| Entries shown |
----

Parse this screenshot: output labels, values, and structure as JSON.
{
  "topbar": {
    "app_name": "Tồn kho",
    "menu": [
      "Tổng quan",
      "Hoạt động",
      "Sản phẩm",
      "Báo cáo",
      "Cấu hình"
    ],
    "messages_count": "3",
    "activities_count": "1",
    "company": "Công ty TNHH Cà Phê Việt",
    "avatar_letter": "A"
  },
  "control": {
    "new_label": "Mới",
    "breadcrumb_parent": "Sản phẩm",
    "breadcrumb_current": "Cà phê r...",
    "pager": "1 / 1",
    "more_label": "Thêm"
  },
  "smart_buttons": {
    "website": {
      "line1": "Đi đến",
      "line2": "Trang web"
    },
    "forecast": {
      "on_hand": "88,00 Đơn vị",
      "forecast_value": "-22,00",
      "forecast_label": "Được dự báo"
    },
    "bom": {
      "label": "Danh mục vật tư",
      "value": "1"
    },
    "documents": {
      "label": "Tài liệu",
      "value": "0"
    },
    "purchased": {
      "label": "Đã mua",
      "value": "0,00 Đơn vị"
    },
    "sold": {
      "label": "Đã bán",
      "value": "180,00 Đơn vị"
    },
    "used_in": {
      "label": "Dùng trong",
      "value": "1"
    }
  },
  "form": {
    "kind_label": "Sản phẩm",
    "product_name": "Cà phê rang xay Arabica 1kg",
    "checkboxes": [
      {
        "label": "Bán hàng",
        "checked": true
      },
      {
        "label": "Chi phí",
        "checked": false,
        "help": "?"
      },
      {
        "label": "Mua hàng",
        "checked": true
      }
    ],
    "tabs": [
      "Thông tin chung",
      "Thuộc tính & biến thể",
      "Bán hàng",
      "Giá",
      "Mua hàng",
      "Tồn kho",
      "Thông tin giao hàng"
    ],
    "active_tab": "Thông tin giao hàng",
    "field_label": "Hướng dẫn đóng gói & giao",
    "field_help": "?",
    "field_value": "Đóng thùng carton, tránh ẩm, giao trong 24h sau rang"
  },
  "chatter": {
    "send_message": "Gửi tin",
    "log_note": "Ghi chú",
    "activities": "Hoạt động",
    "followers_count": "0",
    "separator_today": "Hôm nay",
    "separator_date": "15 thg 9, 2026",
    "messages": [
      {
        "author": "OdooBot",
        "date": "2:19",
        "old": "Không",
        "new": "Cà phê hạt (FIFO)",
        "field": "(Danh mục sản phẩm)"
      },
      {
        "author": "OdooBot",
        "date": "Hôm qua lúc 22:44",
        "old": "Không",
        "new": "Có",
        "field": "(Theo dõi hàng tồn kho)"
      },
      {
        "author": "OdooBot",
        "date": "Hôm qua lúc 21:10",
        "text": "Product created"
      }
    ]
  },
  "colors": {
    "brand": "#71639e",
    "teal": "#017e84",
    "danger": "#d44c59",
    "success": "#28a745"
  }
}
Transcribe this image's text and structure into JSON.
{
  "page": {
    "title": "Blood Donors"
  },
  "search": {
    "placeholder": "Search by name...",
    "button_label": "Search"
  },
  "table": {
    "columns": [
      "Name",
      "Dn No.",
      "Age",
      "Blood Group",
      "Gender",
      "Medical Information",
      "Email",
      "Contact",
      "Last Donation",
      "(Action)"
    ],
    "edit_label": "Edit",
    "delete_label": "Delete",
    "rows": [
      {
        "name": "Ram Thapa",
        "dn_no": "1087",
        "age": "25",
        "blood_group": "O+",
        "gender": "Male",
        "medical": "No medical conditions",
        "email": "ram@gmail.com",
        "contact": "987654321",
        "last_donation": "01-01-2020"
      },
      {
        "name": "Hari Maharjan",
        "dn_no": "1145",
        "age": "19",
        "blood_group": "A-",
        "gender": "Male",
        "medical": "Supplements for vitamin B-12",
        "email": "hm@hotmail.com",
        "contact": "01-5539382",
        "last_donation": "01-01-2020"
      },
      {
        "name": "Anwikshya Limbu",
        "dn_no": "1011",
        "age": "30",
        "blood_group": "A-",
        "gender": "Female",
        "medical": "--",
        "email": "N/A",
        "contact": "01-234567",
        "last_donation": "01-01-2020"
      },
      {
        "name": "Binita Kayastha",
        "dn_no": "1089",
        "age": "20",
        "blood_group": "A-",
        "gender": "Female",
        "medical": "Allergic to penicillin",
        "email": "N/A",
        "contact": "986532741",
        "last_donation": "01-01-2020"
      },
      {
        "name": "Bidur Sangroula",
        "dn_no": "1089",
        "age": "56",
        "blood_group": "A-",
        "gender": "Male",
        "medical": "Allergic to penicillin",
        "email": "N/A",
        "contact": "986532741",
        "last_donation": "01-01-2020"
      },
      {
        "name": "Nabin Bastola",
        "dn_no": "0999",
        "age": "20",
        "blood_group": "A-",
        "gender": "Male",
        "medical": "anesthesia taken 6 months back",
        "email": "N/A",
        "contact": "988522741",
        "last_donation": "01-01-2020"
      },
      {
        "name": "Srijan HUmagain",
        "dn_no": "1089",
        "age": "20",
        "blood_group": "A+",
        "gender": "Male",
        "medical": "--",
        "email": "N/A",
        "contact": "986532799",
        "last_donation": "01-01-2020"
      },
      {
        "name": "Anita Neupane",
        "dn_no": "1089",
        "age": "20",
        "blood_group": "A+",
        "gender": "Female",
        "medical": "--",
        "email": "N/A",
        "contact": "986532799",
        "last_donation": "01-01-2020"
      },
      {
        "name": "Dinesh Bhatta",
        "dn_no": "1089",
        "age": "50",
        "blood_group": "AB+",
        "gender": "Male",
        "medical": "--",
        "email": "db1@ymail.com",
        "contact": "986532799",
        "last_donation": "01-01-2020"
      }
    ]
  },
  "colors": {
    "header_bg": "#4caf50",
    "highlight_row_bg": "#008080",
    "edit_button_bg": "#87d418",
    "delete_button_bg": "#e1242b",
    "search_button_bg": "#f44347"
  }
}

----

Write out the listing once more, matching it exactly.

Parse this screenshot: output labels, values, and structure as JSON.
{
  "topbar": {
    "app_name": "Tồn kho",
    "menu": [
      "Tổng quan",
      "Hoạt động",
      "Sản phẩm",
      "Báo cáo",
      "Cấu hình"
    ],
    "messages_count": "3",
    "activities_count": "1",
    "company": "Công ty TNHH Cà Phê Việt",
    "avatar_letter": "A"
  },
  "control": {
    "new_label": "Mới",
    "breadcrumb_parent": "Sản phẩm",
    "breadcrumb_current": "Cà phê r...",
    "pager": "1 / 1",
    "more_label": "Thêm"
  },
  "smart_buttons": {
    "website": {
      "line1": "Đi đến",
      "line2": "Trang web"
    },
    "forecast": {
      "on_hand": "88,00 Đơn vị",
      "forecast_value": "-22,00",
      "forecast_label": "Được dự báo"
    },
    "bom": {
      "label": "Danh mục vật tư",
      "value": "1"
    },
    "documents": {
      "label": "Tài liệu",
      "value": "0"
    },
    "purchased": {
      "label": "Đã mua",
      "value": "0,00 Đơn vị"
    },
    "sold": {
      "label": "Đã bán",
      "value": "180,00 Đơn vị"
    },
    "used_in": {
      "label": "Dùng trong",
      "value": "1"
    }
  },
  "form": {
    "kind_label": "Sản phẩm",
    "product_name": "Cà phê rang xay Arabica 1kg",
    "checkboxes": [
      {
        "label": "Bán hàng",
        "checked": true
      },
      {
        "label": "Chi phí",
        "checked": false,
        "help": "?"
      },
      {
        "label": "Mua hàng",
        "checked": true
      }
    ],
    "tabs": [
      "Thông tin chung",
      "Thuộc tính & biến thể",
      "Bán hàng",
      "Giá",
      "Mua hàng",
      "Tồn kho",
      "Thông tin giao hàng"
    ],
    "active_tab": "Thông tin giao hàng",
    "field_label": "Hướng dẫn đóng gói & giao",
    "field_help": "?",
    "field_value": "Đóng thùng carton, tránh ẩm, giao trong 24h sau rang"
  },
  "chatter": {
    "send_message": "Gửi tin",
    "log_note": "Ghi chú",
    "activities": "Hoạt động",
    "followers_count": "0",
    "separator_today": "Hôm nay",
    "separator_date": "15 thg 9, 2026",
    "messages": [
      {
        "author": "OdooBot",
        "date": "2:19",
        "old": "Không",
        "new": "Cà phê hạt (FIFO)",
        "field": "(Danh mục sản phẩm)"
      },
      {
        "author": "OdooBot",
        "date": "Hôm qua lúc 22:44",
        "old": "Không",
        "new": "Có",
        "field": "(Theo dõi hàng tồn kho)"
      },
      {
        "author": "OdooBot",
        "date": "Hôm qua lúc 21:10",
        "text": "Product created"
      }
    ]
  },
  "colors": {
    "brand": "#71639e",
    "teal": "#017e84",
    "danger": "#d44c59",
    "success": "#28a745"
  }
}
Transcribe this image's text and structure into JSON.
{
  "page": {
    "title": "Blood Donors"
  },
  "search": {
    "placeholder": "Search by name...",
    "button_label": "Search"
  },
  "table": {
    "columns": [
      "Name",
      "Dn No.",
      "Age",
      "Blood Group",
      "Gender",
      "Medical Information",
      "Email",
      "Contact",
      "Last Donation",
      "(Action)"
    ],
    "edit_label": "Edit",
    "delete_label": "Delete",
    "rows": [
      {
        "name": "Ram Thapa",
        "dn_no": "1087",
        "age": "25",
        "blood_group": "O+",
        "gender": "Male",
        "medical": "No medical conditions",
        "email": "ram@gmail.com",
        "contact": "987654321",
        "last_donation": "01-01-2020"
      },
      {
        "name": "Hari Maharjan",
        "dn_no": "1145",
        "age": "19",
        "blood_group": "A-",
        "gender": "Male",
        "medical": "Supplements for vitamin B-12",
        "email": "hm@hotmail.com",
        "contact": "01-5539382",
        "last_donation": "01-01-2020"
      },
      {
        "name": "Anwikshya Limbu",
        "dn_no": "1011",
        "age": "30",
        "blood_group": "A-",
        "gender": "Female",
        "medical": "--",
        "email": "N/A",
        "contact": "01-234567",
        "last_donation": "01-01-2020"
      },
      {
        "name": "Binita Kayastha",
        "dn_no": "1089",
        "age": "20",
        "blood_group": "A-",
        "gender": "Female",
        "medical": "Allergic to penicillin",
        "email": "N/A",
        "contact": "986532741",
        "last_donation": "01-01-2020"
      },
      {
        "name": "Bidur Sangroula",
        "dn_no": "1089",
        "age": "56",
        "blood_group": "A-",
        "gender": "Male",
        "medical": "Allergic to penicillin",
        "email": "N/A",
        "contact": "986532741",
        "last_donation": "01-01-2020"
      },
      {
        "name": "Nabin Bastola",
        "dn_no": "0999",
        "age": "20",
        "blood_group": "A-",
        "gender": "Male",
        "medical": "anesthesia taken 6 months back",
        "email": "N/A",
        "contact": "988522741",
        "last_donation": "01-01-2020"
      },
      {
        "name": "Srijan HUmagain",
        "dn_no": "1089",
        "age": "20",
        "blood_group": "A+",
        "gender": "Male",
        "medical": "--",
        "email": "N/A",
        "contact": "986532799",
        "last_donation": "01-01-2020"
      },
      {
        "name": "Anita Neupane",
        "dn_no": "1089",
        "age": "20",
        "blood_group": "A+",
        "gender": "Female",
        "medical": "--",
        "email": "N/A",
        "contact": "986532799",
        "last_donation": "01-01-2020"
      },
      {
        "name": "Dinesh Bhatta",
        "dn_no": "1089",
        "age": "50",
        "blood_group": "AB+",
        "gender": "Male",
        "medical": "--",
        "email": "db1@ymail.com",
        "contact": "986532799",
        "last_donation": "01-01-2020"
      }
    ]
  },
  "colors": {
    "header_bg": "#4caf50",
    "highlight_row_bg": "#008080",
    "edit_button_bg": "#87d418",
    "delete_button_bg": "#e1242b",
    "search_button_bg": "#f44347"
  }
}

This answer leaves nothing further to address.